Directions for this task: Print all of the entries exactly, minus the pictures.

___ Material for the task ___

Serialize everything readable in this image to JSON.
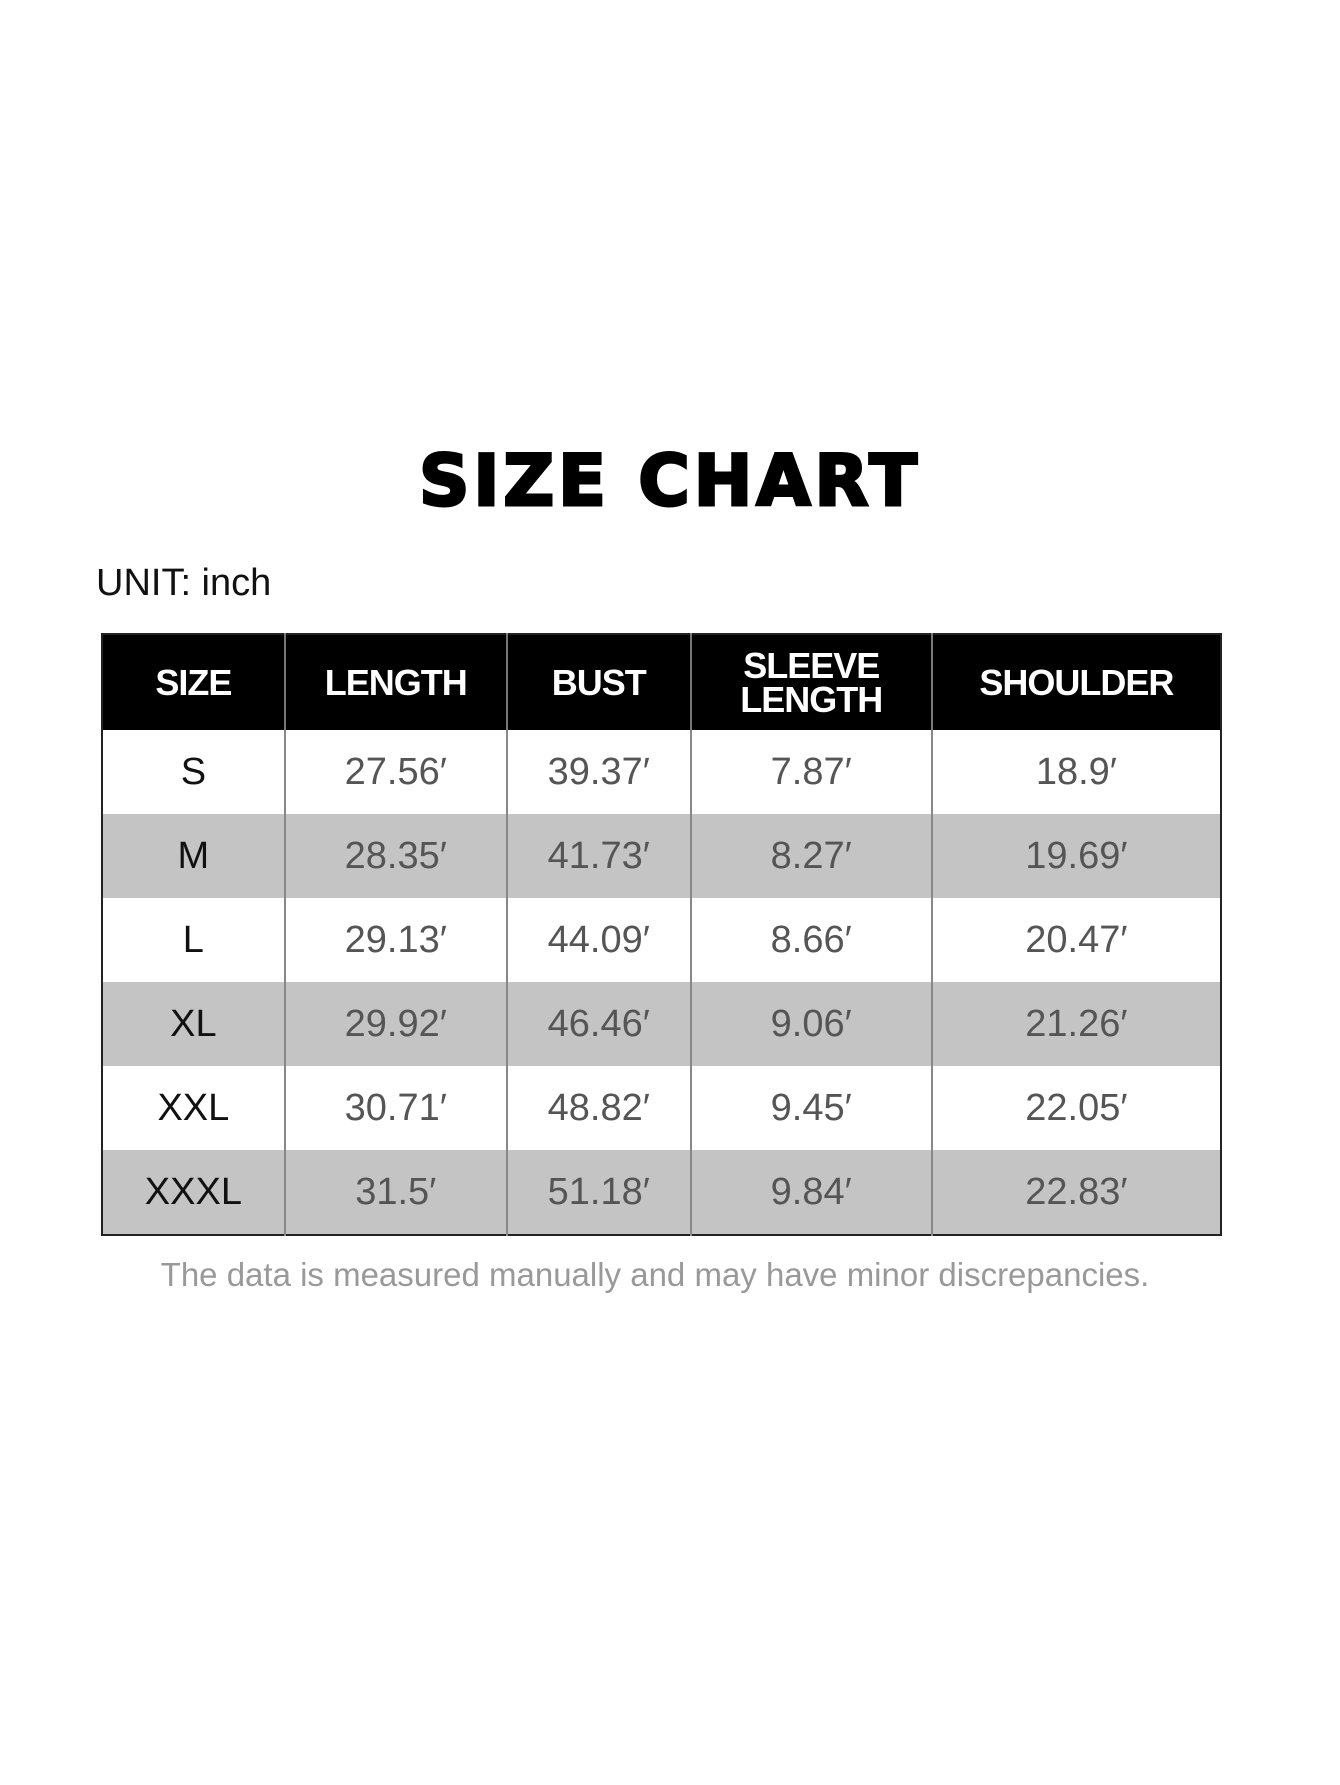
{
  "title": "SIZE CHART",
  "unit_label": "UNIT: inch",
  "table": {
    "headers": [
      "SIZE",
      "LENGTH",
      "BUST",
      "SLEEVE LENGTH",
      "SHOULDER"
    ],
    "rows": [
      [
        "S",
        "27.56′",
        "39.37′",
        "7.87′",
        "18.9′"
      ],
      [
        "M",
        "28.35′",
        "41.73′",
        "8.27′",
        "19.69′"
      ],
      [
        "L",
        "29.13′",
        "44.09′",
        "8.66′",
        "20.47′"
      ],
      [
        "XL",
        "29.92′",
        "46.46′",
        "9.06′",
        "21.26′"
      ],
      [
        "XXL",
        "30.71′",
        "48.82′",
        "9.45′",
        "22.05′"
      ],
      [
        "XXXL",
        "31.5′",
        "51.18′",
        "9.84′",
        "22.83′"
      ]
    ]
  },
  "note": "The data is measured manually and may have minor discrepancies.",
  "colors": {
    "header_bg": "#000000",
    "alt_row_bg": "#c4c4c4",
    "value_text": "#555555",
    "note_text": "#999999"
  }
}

___

The output:
Serialize everything readable in this image to JSON.
{
  "title": "SIZE CHART",
  "unit_label": "UNIT: inch",
  "table": {
    "headers": [
      "SIZE",
      "LENGTH",
      "BUST",
      "SLEEVE LENGTH",
      "SHOULDER"
    ],
    "rows": [
      [
        "S",
        "27.56′",
        "39.37′",
        "7.87′",
        "18.9′"
      ],
      [
        "M",
        "28.35′",
        "41.73′",
        "8.27′",
        "19.69′"
      ],
      [
        "L",
        "29.13′",
        "44.09′",
        "8.66′",
        "20.47′"
      ],
      [
        "XL",
        "29.92′",
        "46.46′",
        "9.06′",
        "21.26′"
      ],
      [
        "XXL",
        "30.71′",
        "48.82′",
        "9.45′",
        "22.05′"
      ],
      [
        "XXXL",
        "31.5′",
        "51.18′",
        "9.84′",
        "22.83′"
      ]
    ]
  },
  "note": "The data is measured manually and may have minor discrepancies.",
  "colors": {
    "header_bg": "#000000",
    "alt_row_bg": "#c4c4c4",
    "value_text": "#555555",
    "note_text": "#999999"
  }
}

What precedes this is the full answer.